> **RECORDED INFORMATION**:

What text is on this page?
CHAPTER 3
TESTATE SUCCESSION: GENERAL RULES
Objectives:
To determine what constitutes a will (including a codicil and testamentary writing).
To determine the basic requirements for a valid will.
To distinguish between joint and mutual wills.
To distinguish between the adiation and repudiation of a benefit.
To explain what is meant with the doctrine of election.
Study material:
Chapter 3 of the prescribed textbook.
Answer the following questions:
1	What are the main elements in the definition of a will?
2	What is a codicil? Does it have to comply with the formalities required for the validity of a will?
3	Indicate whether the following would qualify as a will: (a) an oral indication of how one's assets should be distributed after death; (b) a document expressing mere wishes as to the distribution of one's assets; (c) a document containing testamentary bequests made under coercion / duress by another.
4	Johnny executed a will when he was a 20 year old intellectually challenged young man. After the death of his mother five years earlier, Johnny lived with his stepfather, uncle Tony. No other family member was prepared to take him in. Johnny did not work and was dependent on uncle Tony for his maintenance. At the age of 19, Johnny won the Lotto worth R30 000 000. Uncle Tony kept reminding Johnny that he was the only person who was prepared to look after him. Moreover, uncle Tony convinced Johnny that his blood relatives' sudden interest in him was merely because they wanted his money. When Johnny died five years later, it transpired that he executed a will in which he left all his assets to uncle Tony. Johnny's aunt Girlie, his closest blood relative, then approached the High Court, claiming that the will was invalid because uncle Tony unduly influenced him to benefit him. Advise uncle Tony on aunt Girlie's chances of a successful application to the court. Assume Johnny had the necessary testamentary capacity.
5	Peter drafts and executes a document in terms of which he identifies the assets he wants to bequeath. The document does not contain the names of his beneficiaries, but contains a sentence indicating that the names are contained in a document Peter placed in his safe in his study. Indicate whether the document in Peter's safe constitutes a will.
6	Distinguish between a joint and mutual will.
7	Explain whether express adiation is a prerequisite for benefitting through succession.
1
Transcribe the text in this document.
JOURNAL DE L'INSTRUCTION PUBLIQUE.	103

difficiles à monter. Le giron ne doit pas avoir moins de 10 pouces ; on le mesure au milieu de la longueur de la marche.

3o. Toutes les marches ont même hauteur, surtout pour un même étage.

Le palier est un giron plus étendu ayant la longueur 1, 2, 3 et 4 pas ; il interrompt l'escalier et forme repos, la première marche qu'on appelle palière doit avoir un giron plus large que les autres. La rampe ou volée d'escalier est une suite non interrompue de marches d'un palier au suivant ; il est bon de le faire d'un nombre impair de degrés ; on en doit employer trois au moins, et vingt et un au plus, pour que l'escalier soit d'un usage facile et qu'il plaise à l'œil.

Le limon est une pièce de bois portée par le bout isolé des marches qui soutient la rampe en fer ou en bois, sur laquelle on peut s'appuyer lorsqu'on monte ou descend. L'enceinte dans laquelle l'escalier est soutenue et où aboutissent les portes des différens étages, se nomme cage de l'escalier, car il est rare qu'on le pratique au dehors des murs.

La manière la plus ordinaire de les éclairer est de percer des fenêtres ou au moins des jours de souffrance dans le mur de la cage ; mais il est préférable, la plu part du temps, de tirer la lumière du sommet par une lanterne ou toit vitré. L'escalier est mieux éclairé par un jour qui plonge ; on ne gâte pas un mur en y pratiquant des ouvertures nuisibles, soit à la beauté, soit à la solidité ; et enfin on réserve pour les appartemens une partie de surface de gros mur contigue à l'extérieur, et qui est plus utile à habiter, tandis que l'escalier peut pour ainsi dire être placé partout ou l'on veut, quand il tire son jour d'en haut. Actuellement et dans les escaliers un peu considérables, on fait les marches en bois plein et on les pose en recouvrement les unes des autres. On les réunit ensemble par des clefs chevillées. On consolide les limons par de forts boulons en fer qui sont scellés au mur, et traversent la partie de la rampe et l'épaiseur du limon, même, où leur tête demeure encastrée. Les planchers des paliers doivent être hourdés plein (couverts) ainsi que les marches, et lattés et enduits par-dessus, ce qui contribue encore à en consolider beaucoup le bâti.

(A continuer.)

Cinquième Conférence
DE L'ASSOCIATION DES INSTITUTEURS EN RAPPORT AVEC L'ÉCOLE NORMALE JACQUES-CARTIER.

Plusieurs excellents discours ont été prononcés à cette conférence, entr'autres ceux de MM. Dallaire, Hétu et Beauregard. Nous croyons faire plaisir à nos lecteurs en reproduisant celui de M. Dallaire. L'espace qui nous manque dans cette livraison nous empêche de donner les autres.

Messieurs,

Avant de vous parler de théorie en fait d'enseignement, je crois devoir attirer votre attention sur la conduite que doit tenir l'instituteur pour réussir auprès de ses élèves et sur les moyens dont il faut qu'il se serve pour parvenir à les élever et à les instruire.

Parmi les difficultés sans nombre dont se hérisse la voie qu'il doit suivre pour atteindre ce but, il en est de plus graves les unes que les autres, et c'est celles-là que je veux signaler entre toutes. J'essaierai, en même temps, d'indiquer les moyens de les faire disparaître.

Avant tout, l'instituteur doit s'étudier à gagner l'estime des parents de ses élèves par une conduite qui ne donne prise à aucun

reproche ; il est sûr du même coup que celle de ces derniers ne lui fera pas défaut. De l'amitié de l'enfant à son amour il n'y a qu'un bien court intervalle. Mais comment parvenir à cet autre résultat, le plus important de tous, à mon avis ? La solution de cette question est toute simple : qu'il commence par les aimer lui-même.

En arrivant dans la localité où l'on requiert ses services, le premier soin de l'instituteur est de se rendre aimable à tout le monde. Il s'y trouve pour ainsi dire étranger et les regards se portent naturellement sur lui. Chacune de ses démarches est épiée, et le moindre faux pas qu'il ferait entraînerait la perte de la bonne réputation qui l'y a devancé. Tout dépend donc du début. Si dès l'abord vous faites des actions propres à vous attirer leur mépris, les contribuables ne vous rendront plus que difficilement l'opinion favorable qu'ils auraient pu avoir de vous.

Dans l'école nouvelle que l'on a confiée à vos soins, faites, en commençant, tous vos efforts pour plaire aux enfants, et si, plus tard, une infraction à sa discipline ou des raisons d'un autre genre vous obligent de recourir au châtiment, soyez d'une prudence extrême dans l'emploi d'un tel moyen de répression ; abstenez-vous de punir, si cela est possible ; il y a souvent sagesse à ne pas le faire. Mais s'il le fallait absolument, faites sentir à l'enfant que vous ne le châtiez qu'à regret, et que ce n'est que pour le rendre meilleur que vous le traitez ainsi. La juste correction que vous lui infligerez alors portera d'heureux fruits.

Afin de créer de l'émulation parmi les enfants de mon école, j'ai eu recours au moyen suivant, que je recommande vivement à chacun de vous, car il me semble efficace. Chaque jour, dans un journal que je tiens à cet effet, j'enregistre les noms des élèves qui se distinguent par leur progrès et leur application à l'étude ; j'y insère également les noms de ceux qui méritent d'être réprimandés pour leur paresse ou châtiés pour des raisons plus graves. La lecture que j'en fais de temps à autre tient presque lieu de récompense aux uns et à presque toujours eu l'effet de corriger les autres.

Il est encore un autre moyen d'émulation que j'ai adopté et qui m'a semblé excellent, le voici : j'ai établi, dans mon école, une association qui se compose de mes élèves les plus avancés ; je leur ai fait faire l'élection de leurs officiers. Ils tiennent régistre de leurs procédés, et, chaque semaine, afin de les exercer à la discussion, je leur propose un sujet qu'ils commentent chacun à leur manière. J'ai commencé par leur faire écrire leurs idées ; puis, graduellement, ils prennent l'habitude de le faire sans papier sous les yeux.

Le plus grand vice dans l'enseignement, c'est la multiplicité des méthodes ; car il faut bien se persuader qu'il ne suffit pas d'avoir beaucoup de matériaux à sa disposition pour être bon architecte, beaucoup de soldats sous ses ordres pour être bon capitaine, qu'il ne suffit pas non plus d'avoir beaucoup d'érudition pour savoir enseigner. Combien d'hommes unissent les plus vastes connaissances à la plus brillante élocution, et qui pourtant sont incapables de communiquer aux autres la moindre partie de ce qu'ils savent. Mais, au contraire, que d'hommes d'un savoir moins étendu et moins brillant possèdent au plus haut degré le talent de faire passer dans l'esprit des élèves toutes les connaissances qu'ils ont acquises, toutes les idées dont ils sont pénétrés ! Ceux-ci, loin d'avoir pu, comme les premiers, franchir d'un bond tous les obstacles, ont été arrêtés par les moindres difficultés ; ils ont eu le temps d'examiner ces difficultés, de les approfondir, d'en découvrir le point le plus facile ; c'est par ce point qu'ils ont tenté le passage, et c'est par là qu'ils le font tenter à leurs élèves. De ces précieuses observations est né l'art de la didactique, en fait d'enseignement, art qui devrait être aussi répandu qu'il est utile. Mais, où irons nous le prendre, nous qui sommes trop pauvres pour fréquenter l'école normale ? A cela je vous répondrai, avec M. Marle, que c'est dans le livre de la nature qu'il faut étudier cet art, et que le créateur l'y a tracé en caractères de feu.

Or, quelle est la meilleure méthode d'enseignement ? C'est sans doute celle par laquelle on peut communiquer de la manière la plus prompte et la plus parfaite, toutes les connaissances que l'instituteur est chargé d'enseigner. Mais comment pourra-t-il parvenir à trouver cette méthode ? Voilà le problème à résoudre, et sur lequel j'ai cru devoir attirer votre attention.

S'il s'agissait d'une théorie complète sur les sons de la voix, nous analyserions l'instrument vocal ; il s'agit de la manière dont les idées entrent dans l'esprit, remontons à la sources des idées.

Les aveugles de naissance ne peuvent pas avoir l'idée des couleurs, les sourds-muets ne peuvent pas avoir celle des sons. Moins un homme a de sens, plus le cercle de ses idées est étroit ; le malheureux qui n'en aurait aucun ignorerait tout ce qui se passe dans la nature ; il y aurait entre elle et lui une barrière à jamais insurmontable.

> **WHAT IS EXPECTED**: Copy each line of the listing that contains the string "aucun".

> **RESULT BELOW**:
Avant tout, l'instituteur doit s'étudier à gagner l'estime des parents de ses élèves par une conduite qui ne donne prise à aucun
Les aveugles de naissance ne peuvent pas avoir l'idée des couleurs, les sourds-muets ne peuvent pas avoir celle des sons. Moins un homme a de sens, plus le cercle de ses idées est étroit ; le malheureux qui n'en aurait aucun ignorerait tout ce qui se passe dans la nature ; il y aurait entre elle et lui une barrière à jamais insurmontable.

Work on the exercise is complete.